**Set exercise**. Every entry needs to be reproduced exactly.

======== Supplied records

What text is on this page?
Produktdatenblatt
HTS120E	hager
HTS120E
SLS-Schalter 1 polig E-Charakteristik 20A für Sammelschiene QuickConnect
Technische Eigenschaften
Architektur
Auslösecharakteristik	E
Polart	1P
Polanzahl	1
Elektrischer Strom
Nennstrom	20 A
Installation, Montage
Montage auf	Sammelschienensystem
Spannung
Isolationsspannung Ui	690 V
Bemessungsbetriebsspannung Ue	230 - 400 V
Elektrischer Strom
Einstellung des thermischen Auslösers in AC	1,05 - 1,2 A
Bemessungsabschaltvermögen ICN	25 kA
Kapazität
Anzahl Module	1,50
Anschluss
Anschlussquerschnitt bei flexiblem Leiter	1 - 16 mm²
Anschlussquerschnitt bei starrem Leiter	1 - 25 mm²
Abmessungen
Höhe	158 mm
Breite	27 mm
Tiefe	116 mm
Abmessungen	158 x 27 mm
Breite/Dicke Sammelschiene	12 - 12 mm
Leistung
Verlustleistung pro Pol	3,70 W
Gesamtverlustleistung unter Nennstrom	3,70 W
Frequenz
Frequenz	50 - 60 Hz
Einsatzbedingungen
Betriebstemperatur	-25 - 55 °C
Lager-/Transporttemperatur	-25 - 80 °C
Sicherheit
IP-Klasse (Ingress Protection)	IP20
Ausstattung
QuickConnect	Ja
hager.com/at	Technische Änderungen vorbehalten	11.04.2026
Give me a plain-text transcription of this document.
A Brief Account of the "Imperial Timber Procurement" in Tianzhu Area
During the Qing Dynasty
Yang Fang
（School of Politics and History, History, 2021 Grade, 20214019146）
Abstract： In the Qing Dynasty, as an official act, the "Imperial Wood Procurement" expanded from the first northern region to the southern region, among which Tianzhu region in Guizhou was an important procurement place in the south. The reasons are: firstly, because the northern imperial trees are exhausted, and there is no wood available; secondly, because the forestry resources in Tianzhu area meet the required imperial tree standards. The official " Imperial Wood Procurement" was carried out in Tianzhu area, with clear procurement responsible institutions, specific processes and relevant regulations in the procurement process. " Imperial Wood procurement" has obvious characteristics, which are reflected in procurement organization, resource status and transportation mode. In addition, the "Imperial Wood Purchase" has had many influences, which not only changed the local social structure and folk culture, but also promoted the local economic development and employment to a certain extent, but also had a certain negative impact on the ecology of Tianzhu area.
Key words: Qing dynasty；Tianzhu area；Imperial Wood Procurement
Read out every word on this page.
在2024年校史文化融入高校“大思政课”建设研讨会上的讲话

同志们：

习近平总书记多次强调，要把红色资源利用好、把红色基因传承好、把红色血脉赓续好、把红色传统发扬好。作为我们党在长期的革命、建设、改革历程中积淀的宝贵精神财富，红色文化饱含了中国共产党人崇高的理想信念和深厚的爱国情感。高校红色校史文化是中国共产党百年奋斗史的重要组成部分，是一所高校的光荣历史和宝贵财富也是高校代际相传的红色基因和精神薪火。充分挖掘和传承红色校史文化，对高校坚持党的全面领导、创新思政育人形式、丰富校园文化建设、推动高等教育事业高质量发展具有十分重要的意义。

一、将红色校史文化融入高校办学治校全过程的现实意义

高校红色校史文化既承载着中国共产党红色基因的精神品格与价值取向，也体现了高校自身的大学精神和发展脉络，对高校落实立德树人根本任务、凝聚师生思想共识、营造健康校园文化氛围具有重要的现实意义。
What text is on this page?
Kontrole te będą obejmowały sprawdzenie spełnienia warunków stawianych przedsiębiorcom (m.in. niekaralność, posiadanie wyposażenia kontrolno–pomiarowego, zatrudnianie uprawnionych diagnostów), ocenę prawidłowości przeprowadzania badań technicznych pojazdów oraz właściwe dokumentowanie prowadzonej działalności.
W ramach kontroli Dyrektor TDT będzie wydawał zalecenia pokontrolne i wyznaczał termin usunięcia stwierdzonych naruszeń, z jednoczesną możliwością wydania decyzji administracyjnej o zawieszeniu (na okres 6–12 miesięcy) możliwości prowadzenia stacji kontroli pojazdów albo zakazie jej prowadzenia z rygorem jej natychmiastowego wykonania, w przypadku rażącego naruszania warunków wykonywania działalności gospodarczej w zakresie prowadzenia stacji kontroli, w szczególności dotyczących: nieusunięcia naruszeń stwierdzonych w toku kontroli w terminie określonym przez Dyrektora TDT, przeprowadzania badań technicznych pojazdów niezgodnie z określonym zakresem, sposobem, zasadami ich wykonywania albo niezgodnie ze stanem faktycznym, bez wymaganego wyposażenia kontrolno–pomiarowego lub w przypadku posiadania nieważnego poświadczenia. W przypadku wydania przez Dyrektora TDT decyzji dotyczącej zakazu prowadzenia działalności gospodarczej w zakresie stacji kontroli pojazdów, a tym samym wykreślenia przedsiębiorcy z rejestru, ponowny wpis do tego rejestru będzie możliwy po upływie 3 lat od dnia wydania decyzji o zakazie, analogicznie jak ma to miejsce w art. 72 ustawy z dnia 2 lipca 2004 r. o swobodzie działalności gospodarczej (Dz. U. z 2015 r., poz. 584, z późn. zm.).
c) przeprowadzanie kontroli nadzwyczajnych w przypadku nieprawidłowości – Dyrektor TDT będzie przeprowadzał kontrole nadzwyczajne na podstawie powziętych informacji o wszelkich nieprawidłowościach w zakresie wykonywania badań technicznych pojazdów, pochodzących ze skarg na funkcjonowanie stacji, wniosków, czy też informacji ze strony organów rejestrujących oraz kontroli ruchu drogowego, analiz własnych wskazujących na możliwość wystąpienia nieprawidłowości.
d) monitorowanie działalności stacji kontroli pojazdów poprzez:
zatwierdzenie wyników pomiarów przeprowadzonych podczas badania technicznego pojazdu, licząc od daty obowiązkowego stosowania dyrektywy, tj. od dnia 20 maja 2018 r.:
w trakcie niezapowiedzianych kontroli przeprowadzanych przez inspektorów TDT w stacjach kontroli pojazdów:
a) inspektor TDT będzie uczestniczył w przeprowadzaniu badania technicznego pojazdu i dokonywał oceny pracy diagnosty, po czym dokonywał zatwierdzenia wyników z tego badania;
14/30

================

**Finished exercise**.
What text is on this page?
Produktdatenblatt
HTS120E	hager
HTS120E
SLS-Schalter 1 polig E-Charakteristik 20A für Sammelschiene QuickConnect
Technische Eigenschaften
Architektur
Auslösecharakteristik	E
Polart	1P
Polanzahl	1
Elektrischer Strom
Nennstrom	20 A
Installation, Montage
Montage auf	Sammelschienensystem
Spannung
Isolationsspannung Ui	690 V
Bemessungsbetriebsspannung Ue	230 - 400 V
Elektrischer Strom
Einstellung des thermischen Auslösers in AC	1,05 - 1,2 A
Bemessungsabschaltvermögen ICN	25 kA
Kapazität
Anzahl Module	1,50
Anschluss
Anschlussquerschnitt bei flexiblem Leiter	1 - 16 mm²
Anschlussquerschnitt bei starrem Leiter	1 - 25 mm²
Abmessungen
Höhe	158 mm
Breite	27 mm
Tiefe	116 mm
Abmessungen	158 x 27 mm
Breite/Dicke Sammelschiene	12 - 12 mm
Leistung
Verlustleistung pro Pol	3,70 W
Gesamtverlustleistung unter Nennstrom	3,70 W
Frequenz
Frequenz	50 - 60 Hz
Einsatzbedingungen
Betriebstemperatur	-25 - 55 °C
Lager-/Transporttemperatur	-25 - 80 °C
Sicherheit
IP-Klasse (Ingress Protection)	IP20
Ausstattung
QuickConnect	Ja
hager.com/at	Technische Änderungen vorbehalten	11.04.2026
Give me a plain-text transcription of this document.
A Brief Account of the "Imperial Timber Procurement" in Tianzhu Area
During the Qing Dynasty
Yang Fang
（School of Politics and History, History, 2021 Grade, 20214019146）
Abstract： In the Qing Dynasty, as an official act, the "Imperial Wood Procurement" expanded from the first northern region to the southern region, among which Tianzhu region in Guizhou was an important procurement place in the south. The reasons are: firstly, because the northern imperial trees are exhausted, and there is no wood available; secondly, because the forestry resources in Tianzhu area meet the required imperial tree standards. The official " Imperial Wood Procurement" was carried out in Tianzhu area, with clear procurement responsible institutions, specific processes and relevant regulations in the procurement process. " Imperial Wood procurement" has obvious characteristics, which are reflected in procurement organization, resource status and transportation mode. In addition, the "Imperial Wood Purchase" has had many influences, which not only changed the local social structure and folk culture, but also promoted the local economic development and employment to a certain extent, but also had a certain negative impact on the ecology of Tianzhu area.
Key words: Qing dynasty；Tianzhu area；Imperial Wood Procurement
Read out every word on this page.
在2024年校史文化融入高校“大思政课”建设研讨会上的讲话

同志们：

习近平总书记多次强调，要把红色资源利用好、把红色基因传承好、把红色血脉赓续好、把红色传统发扬好。作为我们党在长期的革命、建设、改革历程中积淀的宝贵精神财富，红色文化饱含了中国共产党人崇高的理想信念和深厚的爱国情感。高校红色校史文化是中国共产党百年奋斗史的重要组成部分，是一所高校的光荣历史和宝贵财富也是高校代际相传的红色基因和精神薪火。充分挖掘和传承红色校史文化，对高校坚持党的全面领导、创新思政育人形式、丰富校园文化建设、推动高等教育事业高质量发展具有十分重要的意义。

一、将红色校史文化融入高校办学治校全过程的现实意义

高校红色校史文化既承载着中国共产党红色基因的精神品格与价值取向，也体现了高校自身的大学精神和发展脉络，对高校落实立德树人根本任务、凝聚师生思想共识、营造健康校园文化氛围具有重要的现实意义。
What text is on this page?
Kontrole te będą obejmowały sprawdzenie spełnienia warunków stawianych przedsiębiorcom (m.in. niekaralność, posiadanie wyposażenia kontrolno–pomiarowego, zatrudnianie uprawnionych diagnostów), ocenę prawidłowości przeprowadzania badań technicznych pojazdów oraz właściwe dokumentowanie prowadzonej działalności.
W ramach kontroli Dyrektor TDT będzie wydawał zalecenia pokontrolne i wyznaczał termin usunięcia stwierdzonych naruszeń, z jednoczesną możliwością wydania decyzji administracyjnej o zawieszeniu (na okres 6–12 miesięcy) możliwości prowadzenia stacji kontroli pojazdów albo zakazie jej prowadzenia z rygorem jej natychmiastowego wykonania, w przypadku rażącego naruszania warunków wykonywania działalności gospodarczej w zakresie prowadzenia stacji kontroli, w szczególności dotyczących: nieusunięcia naruszeń stwierdzonych w toku kontroli w terminie określonym przez Dyrektora TDT, przeprowadzania badań technicznych pojazdów niezgodnie z określonym zakresem, sposobem, zasadami ich wykonywania albo niezgodnie ze stanem faktycznym, bez wymaganego wyposażenia kontrolno–pomiarowego lub w przypadku posiadania nieważnego poświadczenia. W przypadku wydania przez Dyrektora TDT decyzji dotyczącej zakazu prowadzenia działalności gospodarczej w zakresie stacji kontroli pojazdów, a tym samym wykreślenia przedsiębiorcy z rejestru, ponowny wpis do tego rejestru będzie możliwy po upływie 3 lat od dnia wydania decyzji o zakazie, analogicznie jak ma to miejsce w art. 72 ustawy z dnia 2 lipca 2004 r. o swobodzie działalności gospodarczej (Dz. U. z 2015 r., poz. 584, z późn. zm.).
c) przeprowadzanie kontroli nadzwyczajnych w przypadku nieprawidłowości – Dyrektor TDT będzie przeprowadzał kontrole nadzwyczajne na podstawie powziętych informacji o wszelkich nieprawidłowościach w zakresie wykonywania badań technicznych pojazdów, pochodzących ze skarg na funkcjonowanie stacji, wniosków, czy też informacji ze strony organów rejestrujących oraz kontroli ruchu drogowego, analiz własnych wskazujących na możliwość wystąpienia nieprawidłowości.
d) monitorowanie działalności stacji kontroli pojazdów poprzez:
zatwierdzenie wyników pomiarów przeprowadzonych podczas badania technicznego pojazdu, licząc od daty obowiązkowego stosowania dyrektywy, tj. od dnia 20 maja 2018 r.:
w trakcie niezapowiedzianych kontroli przeprowadzanych przez inspektorów TDT w stacjach kontroli pojazdów:
a) inspektor TDT będzie uczestniczył w przeprowadzaniu badania technicznego pojazdu i dokonywał oceny pracy diagnosty, po czym dokonywał zatwierdzenia wyników z tego badania;
14/30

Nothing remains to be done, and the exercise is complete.